» **Description of the task**: Make an exact copy of all the entries, but do not reproduce the pictures.
Start of Dataset excerpts
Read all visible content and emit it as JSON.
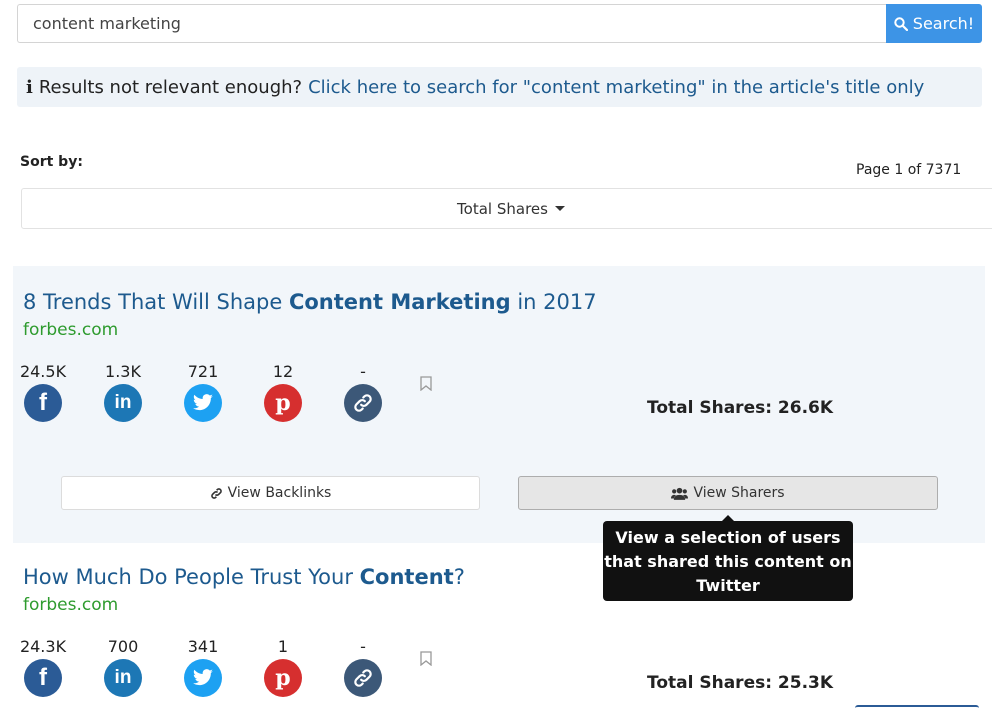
{
  "search": {
    "value": "content marketing",
    "button_label": "Search!"
  },
  "notice": {
    "icon": "info-icon",
    "text": "Results not relevant enough?",
    "link": "Click here to search for \"content marketing\" in the article's title only"
  },
  "sort": {
    "label": "Sort by:",
    "selected": "Total Shares"
  },
  "pagination": {
    "text": "Page 1 of 7371"
  },
  "results": [
    {
      "title_pre": "8 Trends That Will Shape ",
      "title_bold": "Content Marketing",
      "title_post": " in 2017",
      "domain": "forbes.com",
      "shares": {
        "facebook": "24.5K",
        "linkedin": "1.3K",
        "twitter": "721",
        "pinterest": "12",
        "links": "-"
      },
      "total_shares": "Total Shares: 26.6K",
      "backlinks_label": "View Backlinks",
      "sharers_label": "View Sharers"
    },
    {
      "title_pre": "How Much Do People Trust Your ",
      "title_bold": "Content",
      "title_post": "?",
      "domain": "forbes.com",
      "shares": {
        "facebook": "24.3K",
        "linkedin": "700",
        "twitter": "341",
        "pinterest": "1",
        "links": "-"
      },
      "total_shares": "Total Shares: 25.3K"
    }
  ],
  "tooltip": {
    "text": "View a selection of users that shared this content on Twitter"
  },
  "colors": {
    "accent": "#3d94e6",
    "title": "#1d5a8e",
    "domain": "#2e9b2e",
    "facebook": "#2b5b96",
    "linkedin": "#1d77b5",
    "twitter": "#1da1f2",
    "pinterest": "#d62f2f"
  }
}
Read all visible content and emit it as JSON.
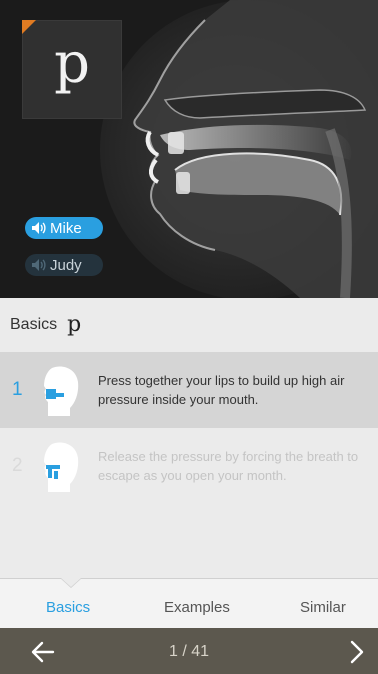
{
  "hero": {
    "phoneme": "p",
    "voices": [
      {
        "label": "Mike",
        "active": true
      },
      {
        "label": "Judy",
        "active": false
      }
    ]
  },
  "section": {
    "title": "Basics",
    "symbol": "p"
  },
  "steps": [
    {
      "number": "1",
      "text": "Press together your lips to build up high air pressure inside your mouth.",
      "active": true
    },
    {
      "number": "2",
      "text": "Release the pressure by forcing the breath to escape as you open your month.",
      "active": false
    }
  ],
  "tabs": [
    {
      "label": "Basics",
      "active": true
    },
    {
      "label": "Examples",
      "active": false
    },
    {
      "label": "Similar",
      "active": false
    }
  ],
  "pager": {
    "text": "1 / 41"
  },
  "colors": {
    "accent": "#2a9fe0",
    "corner": "#e07b22",
    "bottom_bar": "#5c584e"
  },
  "icons": {
    "voice": "speaker-icon",
    "prev": "arrow-left-icon",
    "next": "chevron-right-icon",
    "step": "head-profile-icon"
  }
}
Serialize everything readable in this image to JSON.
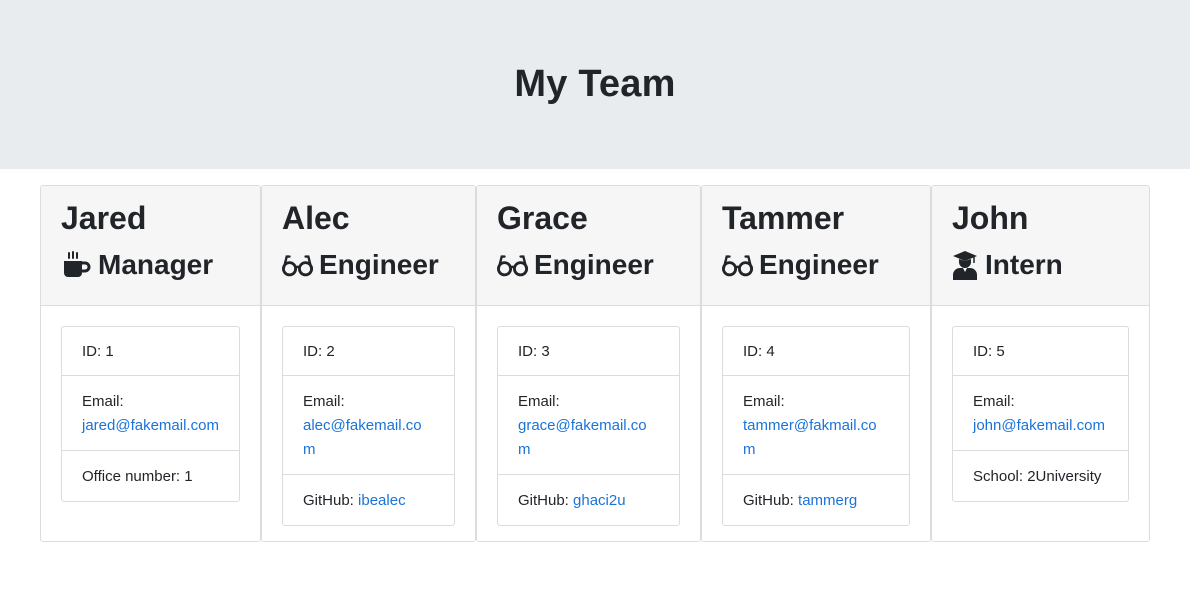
{
  "header": {
    "title": "My Team"
  },
  "colors": {
    "link": "#1a73d9",
    "header_bg": "#e9ecef"
  },
  "cards": [
    {
      "name": "Jared",
      "role": "Manager",
      "icon": "mug-icon",
      "id_text": "ID: 1",
      "email_label": "Email:",
      "email": "jared@fakemail.com",
      "extra_label": "Office number: 1",
      "extra_value": ""
    },
    {
      "name": "Alec",
      "role": "Engineer",
      "icon": "glasses-icon",
      "id_text": "ID: 2",
      "email_label": "Email:",
      "email": "alec@fakemail.com",
      "extra_label": "GitHub: ",
      "extra_value": "ibealec"
    },
    {
      "name": "Grace",
      "role": "Engineer",
      "icon": "glasses-icon",
      "id_text": "ID: 3",
      "email_label": "Email:",
      "email": "grace@fakemail.com",
      "extra_label": "GitHub: ",
      "extra_value": "ghaci2u"
    },
    {
      "name": "Tammer",
      "role": "Engineer",
      "icon": "glasses-icon",
      "id_text": "ID: 4",
      "email_label": "Email:",
      "email": "tammer@fakmail.com",
      "extra_label": "GitHub: ",
      "extra_value": "tammerg"
    },
    {
      "name": "John",
      "role": "Intern",
      "icon": "graduate-icon",
      "id_text": "ID: 5",
      "email_label": "Email:",
      "email": "john@fakemail.com",
      "extra_label": "School: 2University",
      "extra_value": ""
    }
  ]
}
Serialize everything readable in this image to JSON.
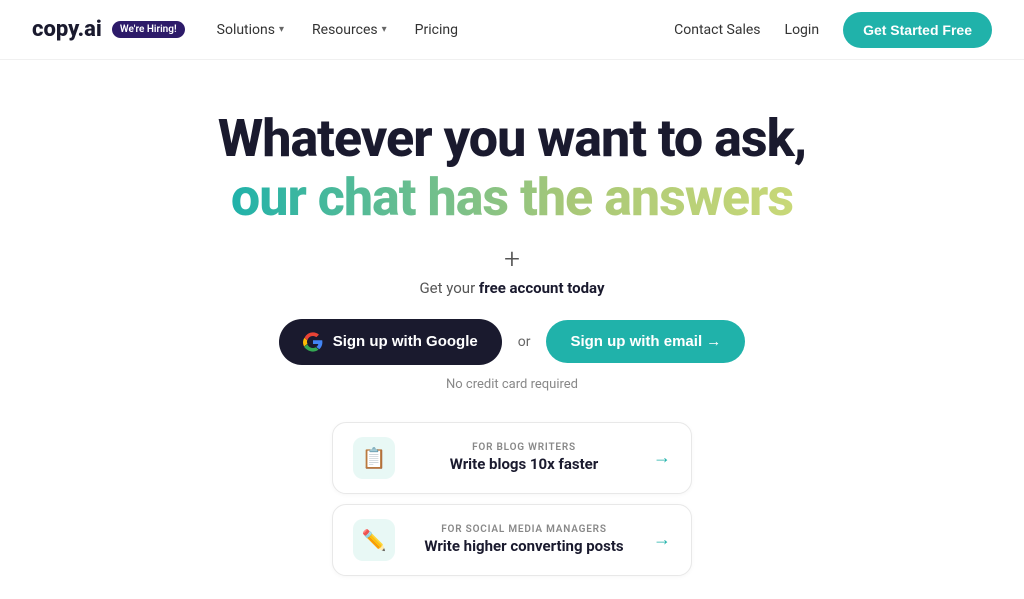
{
  "nav": {
    "logo": "copy.ai",
    "hiring_badge": "We're Hiring!",
    "links": [
      {
        "label": "Solutions",
        "has_dropdown": true
      },
      {
        "label": "Resources",
        "has_dropdown": true
      },
      {
        "label": "Pricing",
        "has_dropdown": false
      }
    ],
    "right": {
      "contact": "Contact Sales",
      "login": "Login",
      "cta": "Get Started Free"
    }
  },
  "hero": {
    "title_line1": "Whatever you want to ask,",
    "title_line2": "our chat has the answers",
    "plus_symbol": "+",
    "subtext_pre": "Get your ",
    "subtext_bold": "free account today",
    "btn_google": "Sign up with Google",
    "or": "or",
    "btn_email": "Sign up with email →",
    "no_cc": "No credit card required"
  },
  "features": [
    {
      "label": "FOR BLOG WRITERS",
      "title": "Write blogs 10x faster",
      "icon": "📄"
    },
    {
      "label": "FOR SOCIAL MEDIA MANAGERS",
      "title": "Write higher converting posts",
      "icon": "🖊"
    }
  ]
}
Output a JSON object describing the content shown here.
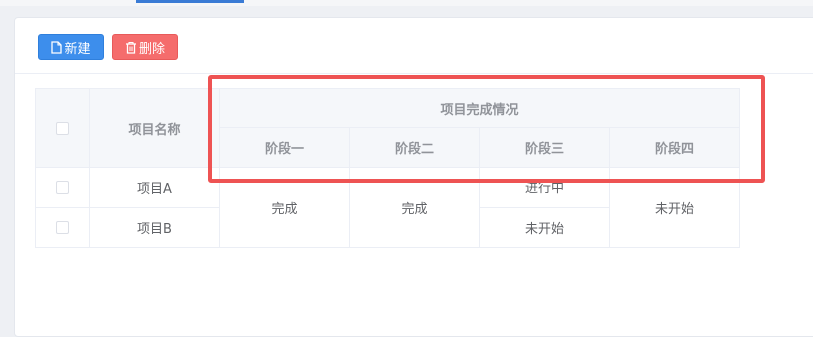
{
  "toolbar": {
    "new_label": "新建",
    "delete_label": "删除"
  },
  "table": {
    "header": {
      "name_col": "项目名称",
      "group_title": "项目完成情况",
      "stages": [
        "阶段一",
        "阶段二",
        "阶段三",
        "阶段四"
      ]
    },
    "rows": [
      {
        "name": "项目A",
        "stage3": "进行中"
      },
      {
        "name": "项目B",
        "stage3": "未开始"
      }
    ],
    "merged": {
      "stage1": "完成",
      "stage2": "完成",
      "stage4": "未开始"
    }
  },
  "colors": {
    "primary": "#3d8eec",
    "danger": "#f56c6c",
    "highlight": "#ee5353"
  },
  "icons": {
    "new": "document-icon",
    "delete": "trash-icon"
  }
}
End of Dataset excerpts
» **Complete answer**:
Read all visible content and emit it as JSON.
{
  "search": {
    "value": "content marketing",
    "button_label": "Search!"
  },
  "notice": {
    "icon": "info-icon",
    "text": "Results not relevant enough?",
    "link": "Click here to search for \"content marketing\" in the article's title only"
  },
  "sort": {
    "label": "Sort by:",
    "selected": "Total Shares"
  },
  "pagination": {
    "text": "Page 1 of 7371"
  },
  "results": [
    {
      "title_pre": "8 Trends That Will Shape ",
      "title_bold": "Content Marketing",
      "title_post": " in 2017",
      "domain": "forbes.com",
      "shares": {
        "facebook": "24.5K",
        "linkedin": "1.3K",
        "twitter": "721",
        "pinterest": "12",
        "links": "-"
      },
      "total_shares": "Total Shares: 26.6K",
      "backlinks_label": "View Backlinks",
      "sharers_label": "View Sharers"
    },
    {
      "title_pre": "How Much Do People Trust Your ",
      "title_bold": "Content",
      "title_post": "?",
      "domain": "forbes.com",
      "shares": {
        "facebook": "24.3K",
        "linkedin": "700",
        "twitter": "341",
        "pinterest": "1",
        "links": "-"
      },
      "total_shares": "Total Shares: 25.3K"
    }
  ],
  "tooltip": {
    "text": "View a selection of users that shared this content on Twitter"
  },
  "colors": {
    "accent": "#3d94e6",
    "title": "#1d5a8e",
    "domain": "#2e9b2e",
    "facebook": "#2b5b96",
    "linkedin": "#1d77b5",
    "twitter": "#1da1f2",
    "pinterest": "#d62f2f"
  }
}
Read all visible content and emit it as JSON.
{
  "hero": {
    "phoneme": "p",
    "voices": [
      {
        "label": "Mike",
        "active": true
      },
      {
        "label": "Judy",
        "active": false
      }
    ]
  },
  "section": {
    "title": "Basics",
    "symbol": "p"
  },
  "steps": [
    {
      "number": "1",
      "text": "Press together your lips to build up high air pressure inside your mouth.",
      "active": true
    },
    {
      "number": "2",
      "text": "Release the pressure by forcing the breath to escape as you open your month.",
      "active": false
    }
  ],
  "tabs": [
    {
      "label": "Basics",
      "active": true
    },
    {
      "label": "Examples",
      "active": false
    },
    {
      "label": "Similar",
      "active": false
    }
  ],
  "pager": {
    "text": "1 / 41"
  },
  "colors": {
    "accent": "#2a9fe0",
    "corner": "#e07b22",
    "bottom_bar": "#5c584e"
  },
  "icons": {
    "voice": "speaker-icon",
    "prev": "arrow-left-icon",
    "next": "chevron-right-icon",
    "step": "head-profile-icon"
  }
}
Serialize everything readable in this image to JSON.
{
  "header": {
    "title": "My Team"
  },
  "colors": {
    "link": "#1a73d9",
    "header_bg": "#e9ecef"
  },
  "cards": [
    {
      "name": "Jared",
      "role": "Manager",
      "icon": "mug-icon",
      "id_text": "ID: 1",
      "email_label": "Email:",
      "email": "jared@fakemail.com",
      "extra_label": "Office number: 1",
      "extra_value": ""
    },
    {
      "name": "Alec",
      "role": "Engineer",
      "icon": "glasses-icon",
      "id_text": "ID: 2",
      "email_label": "Email:",
      "email": "alec@fakemail.com",
      "extra_label": "GitHub: ",
      "extra_value": "ibealec"
    },
    {
      "name": "Grace",
      "role": "Engineer",
      "icon": "glasses-icon",
      "id_text": "ID: 3",
      "email_label": "Email:",
      "email": "grace@fakemail.com",
      "extra_label": "GitHub: ",
      "extra_value": "ghaci2u"
    },
    {
      "name": "Tammer",
      "role": "Engineer",
      "icon": "glasses-icon",
      "id_text": "ID: 4",
      "email_label": "Email:",
      "email": "tammer@fakmail.com",
      "extra_label": "GitHub: ",
      "extra_value": "tammerg"
    },
    {
      "name": "John",
      "role": "Intern",
      "icon": "graduate-icon",
      "id_text": "ID: 5",
      "email_label": "Email:",
      "email": "john@fakemail.com",
      "extra_label": "School: 2University",
      "extra_value": ""
    }
  ]
}
Serialize everything readable in this image to JSON.
{
  "nav": {
    "logo": "copy.ai",
    "hiring_badge": "We're Hiring!",
    "links": [
      {
        "label": "Solutions",
        "has_dropdown": true
      },
      {
        "label": "Resources",
        "has_dropdown": true
      },
      {
        "label": "Pricing",
        "has_dropdown": false
      }
    ],
    "right": {
      "contact": "Contact Sales",
      "login": "Login",
      "cta": "Get Started Free"
    }
  },
  "hero": {
    "title_line1": "Whatever you want to ask,",
    "title_line2": "our chat has the answers",
    "plus_symbol": "+",
    "subtext_pre": "Get your ",
    "subtext_bold": "free account today",
    "btn_google": "Sign up with Google",
    "or": "or",
    "btn_email": "Sign up with email →",
    "no_cc": "No credit card required"
  },
  "features": [
    {
      "label": "FOR BLOG WRITERS",
      "title": "Write blogs 10x faster",
      "icon": "📄"
    },
    {
      "label": "FOR SOCIAL MEDIA MANAGERS",
      "title": "Write higher converting posts",
      "icon": "🖊"
    }
  ]
}
Output a JSON object describing the content shown here.
{
  "toolbar": {
    "new_label": "新建",
    "delete_label": "删除"
  },
  "table": {
    "header": {
      "name_col": "项目名称",
      "group_title": "项目完成情况",
      "stages": [
        "阶段一",
        "阶段二",
        "阶段三",
        "阶段四"
      ]
    },
    "rows": [
      {
        "name": "项目A",
        "stage3": "进行中"
      },
      {
        "name": "项目B",
        "stage3": "未开始"
      }
    ],
    "merged": {
      "stage1": "完成",
      "stage2": "完成",
      "stage4": "未开始"
    }
  },
  "colors": {
    "primary": "#3d8eec",
    "danger": "#f56c6c",
    "highlight": "#ee5353"
  },
  "icons": {
    "new": "document-icon",
    "delete": "trash-icon"
  }
}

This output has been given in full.